◆ TASK LIST:
- a) In the passage on the canine heartworm parasiticide market, which company has Eli Lilly proposed as the buyer of the Sentinel products' rights and assets?
- b) Resume the passage on the canine heartworm parasiticide market after its final sentence, keeping its tone and style.

◆ EXCERPTED PASSAGE:
------------------------------

Eli Lilly has proposed Virbac S.A.
(‘‘Virbac’’) as the buyer of the rights and
assets related to the Sentinel products.
II. The Relevant Product and Structure
of the Market
The relevant product market in which
to analyze the Proposed Acquisition is
no broader than all canine heartworm
parasiticides. Canine heartworm
parasiticides are medications used to
treat heartworm disease in dogs.
Heartworm disease is a potentially fatal
condition caused by parasitic worms
living in the arteries of a dog’s heart and
lungs. Canine heartworm parasiticides
primarily target heartworm, but the
various products in the category have
different attributes. For example, some
canine heartworm parasiticides also
treat other internal parasites, such as
hookworm, roundworm, whipworm and
tapeworm, and/or external parasites,
like fleas. Canine parasiticides are
offered in oral, topical, and injectable
formulations, with most customers
preferring the oral ones.
The United States is the relevant
geographic market in which to assess
the competitive effects of the Proposed
Acquisition. Canine heartworm
parasiticides must be approved by the
FDA or EPA before being sold in the
United States. Thus, canine heartworm
parasiticides sold outside the United
States, but not approved for sale in the
United States, are not alternatives for
U.S. consumers.

------------------------------

◆ SUPPLIED ENTRIES:
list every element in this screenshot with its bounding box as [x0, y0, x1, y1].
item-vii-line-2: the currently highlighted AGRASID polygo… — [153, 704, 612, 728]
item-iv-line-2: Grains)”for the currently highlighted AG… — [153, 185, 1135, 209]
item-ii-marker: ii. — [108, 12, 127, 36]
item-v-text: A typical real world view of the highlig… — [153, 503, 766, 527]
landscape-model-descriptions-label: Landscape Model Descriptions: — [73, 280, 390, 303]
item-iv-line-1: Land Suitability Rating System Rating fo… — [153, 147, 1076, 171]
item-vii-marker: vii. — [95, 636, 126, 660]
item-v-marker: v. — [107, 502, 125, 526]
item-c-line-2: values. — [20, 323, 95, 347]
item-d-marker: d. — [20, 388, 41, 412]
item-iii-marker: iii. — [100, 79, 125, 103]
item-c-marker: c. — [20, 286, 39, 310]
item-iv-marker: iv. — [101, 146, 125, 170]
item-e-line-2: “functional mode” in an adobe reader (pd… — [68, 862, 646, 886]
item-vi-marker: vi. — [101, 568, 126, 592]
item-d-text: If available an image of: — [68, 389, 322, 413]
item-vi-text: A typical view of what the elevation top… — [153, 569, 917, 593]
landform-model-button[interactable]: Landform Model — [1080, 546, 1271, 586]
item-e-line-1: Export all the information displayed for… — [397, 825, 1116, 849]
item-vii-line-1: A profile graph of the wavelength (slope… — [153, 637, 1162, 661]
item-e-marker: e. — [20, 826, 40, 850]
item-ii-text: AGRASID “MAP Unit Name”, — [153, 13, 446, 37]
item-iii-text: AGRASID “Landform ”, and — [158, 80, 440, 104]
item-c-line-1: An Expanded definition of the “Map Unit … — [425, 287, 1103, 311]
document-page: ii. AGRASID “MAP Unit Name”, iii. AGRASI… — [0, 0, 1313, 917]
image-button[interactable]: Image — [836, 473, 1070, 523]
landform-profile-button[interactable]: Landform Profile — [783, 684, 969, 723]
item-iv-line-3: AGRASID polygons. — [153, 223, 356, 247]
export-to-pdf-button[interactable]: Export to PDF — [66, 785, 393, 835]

------------------------------

◆ TASK RESULTS:
- a) Virbac S.A.

- b)
The market for canine heartworm
parasiticides in the United States is
highly concentrated. Eli Lilly, which
markets Trifexis, is the market leader
with a share in excess of 35%. Merial
Limited, which sells Heartgard and
Heartgard Plus, is the second-leading
supplier, with a share of 30%. Heartgard
and Heartgard Plus are oral products but
do not treat fleas. Novartis’s Sentinel
product line has an 8% market share.
The only other significant supplier is
Zoetis Inc., which supplies Revolution
and ProHeart 6. Revolution is a
combination product that requires
topical application. ProHeart 6 is an
injectable product that does not impact
fleas. Thus, the Acquisition would
consolidate the two closest competitors,
would substantially increase
concentration, and would produce a
single firm controlling more than 43%
of the relevant market.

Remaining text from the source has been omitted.